* **Exercise details**
A faithful transcription of all the data is required.

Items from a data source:
________________

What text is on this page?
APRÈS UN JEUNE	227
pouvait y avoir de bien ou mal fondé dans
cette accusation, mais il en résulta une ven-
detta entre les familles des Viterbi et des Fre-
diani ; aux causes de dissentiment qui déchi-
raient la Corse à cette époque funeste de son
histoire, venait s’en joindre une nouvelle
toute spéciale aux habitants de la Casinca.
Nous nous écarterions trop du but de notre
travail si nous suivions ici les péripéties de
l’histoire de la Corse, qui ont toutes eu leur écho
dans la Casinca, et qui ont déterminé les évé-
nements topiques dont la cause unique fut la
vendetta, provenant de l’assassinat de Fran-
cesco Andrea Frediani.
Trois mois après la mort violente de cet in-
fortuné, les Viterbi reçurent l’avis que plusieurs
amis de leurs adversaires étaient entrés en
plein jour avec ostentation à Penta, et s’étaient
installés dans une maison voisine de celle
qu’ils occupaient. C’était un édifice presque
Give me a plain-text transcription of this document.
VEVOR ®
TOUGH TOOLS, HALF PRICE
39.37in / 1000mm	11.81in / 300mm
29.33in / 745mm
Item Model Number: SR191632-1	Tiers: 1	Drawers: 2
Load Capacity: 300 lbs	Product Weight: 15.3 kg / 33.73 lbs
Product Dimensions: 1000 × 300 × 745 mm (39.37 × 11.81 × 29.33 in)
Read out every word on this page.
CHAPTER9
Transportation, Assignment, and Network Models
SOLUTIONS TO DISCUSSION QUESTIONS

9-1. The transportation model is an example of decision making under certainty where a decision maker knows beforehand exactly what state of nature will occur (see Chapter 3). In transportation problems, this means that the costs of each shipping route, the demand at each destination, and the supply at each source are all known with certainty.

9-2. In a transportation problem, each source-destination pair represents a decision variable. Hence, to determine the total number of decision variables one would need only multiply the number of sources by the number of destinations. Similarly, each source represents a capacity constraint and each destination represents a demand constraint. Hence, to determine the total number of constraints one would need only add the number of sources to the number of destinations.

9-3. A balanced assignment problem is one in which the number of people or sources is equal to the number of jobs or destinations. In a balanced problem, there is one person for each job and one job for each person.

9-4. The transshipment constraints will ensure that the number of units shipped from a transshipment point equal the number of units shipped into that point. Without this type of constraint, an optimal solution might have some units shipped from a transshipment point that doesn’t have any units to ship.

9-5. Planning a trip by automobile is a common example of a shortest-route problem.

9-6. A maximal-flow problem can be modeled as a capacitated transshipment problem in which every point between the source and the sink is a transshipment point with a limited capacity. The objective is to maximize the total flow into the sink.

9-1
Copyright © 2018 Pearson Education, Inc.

________________

* **Solution to the exercise**
What text is on this page?
APRÈS UN JEUNE	227
pouvait y avoir de bien ou mal fondé dans
cette accusation, mais il en résulta une ven-
detta entre les familles des Viterbi et des Fre-
diani ; aux causes de dissentiment qui déchi-
raient la Corse à cette époque funeste de son
histoire, venait s’en joindre une nouvelle
toute spéciale aux habitants de la Casinca.
Nous nous écarterions trop du but de notre
travail si nous suivions ici les péripéties de
l’histoire de la Corse, qui ont toutes eu leur écho
dans la Casinca, et qui ont déterminé les évé-
nements topiques dont la cause unique fut la
vendetta, provenant de l’assassinat de Fran-
cesco Andrea Frediani.
Trois mois après la mort violente de cet in-
fortuné, les Viterbi reçurent l’avis que plusieurs
amis de leurs adversaires étaient entrés en
plein jour avec ostentation à Penta, et s’étaient
installés dans une maison voisine de celle
qu’ils occupaient. C’était un édifice presque
Give me a plain-text transcription of this document.
VEVOR ®
TOUGH TOOLS, HALF PRICE
39.37in / 1000mm	11.81in / 300mm
29.33in / 745mm
Item Model Number: SR191632-1	Tiers: 1	Drawers: 2
Load Capacity: 300 lbs	Product Weight: 15.3 kg / 33.73 lbs
Product Dimensions: 1000 × 300 × 745 mm (39.37 × 11.81 × 29.33 in)
Read out every word on this page.
CHAPTER9
Transportation, Assignment, and Network Models
SOLUTIONS TO DISCUSSION QUESTIONS

9-1. The transportation model is an example of decision making under certainty where a decision maker knows beforehand exactly what state of nature will occur (see Chapter 3). In transportation problems, this means that the costs of each shipping route, the demand at each destination, and the supply at each source are all known with certainty.

9-2. In a transportation problem, each source-destination pair represents a decision variable. Hence, to determine the total number of decision variables one would need only multiply the number of sources by the number of destinations. Similarly, each source represents a capacity constraint and each destination represents a demand constraint. Hence, to determine the total number of constraints one would need only add the number of sources to the number of destinations.

9-3. A balanced assignment problem is one in which the number of people or sources is equal to the number of jobs or destinations. In a balanced problem, there is one person for each job and one job for each person.

9-4. The transshipment constraints will ensure that the number of units shipped from a transshipment point equal the number of units shipped into that point. Without this type of constraint, an optimal solution might have some units shipped from a transshipment point that doesn’t have any units to ship.

9-5. Planning a trip by automobile is a common example of a shortest-route problem.

9-6. A maximal-flow problem can be modeled as a capacitated transshipment problem in which every point between the source and the sink is a transshipment point with a limited capacity. The objective is to maximize the total flow into the sink.

9-1
Copyright © 2018 Pearson Education, Inc.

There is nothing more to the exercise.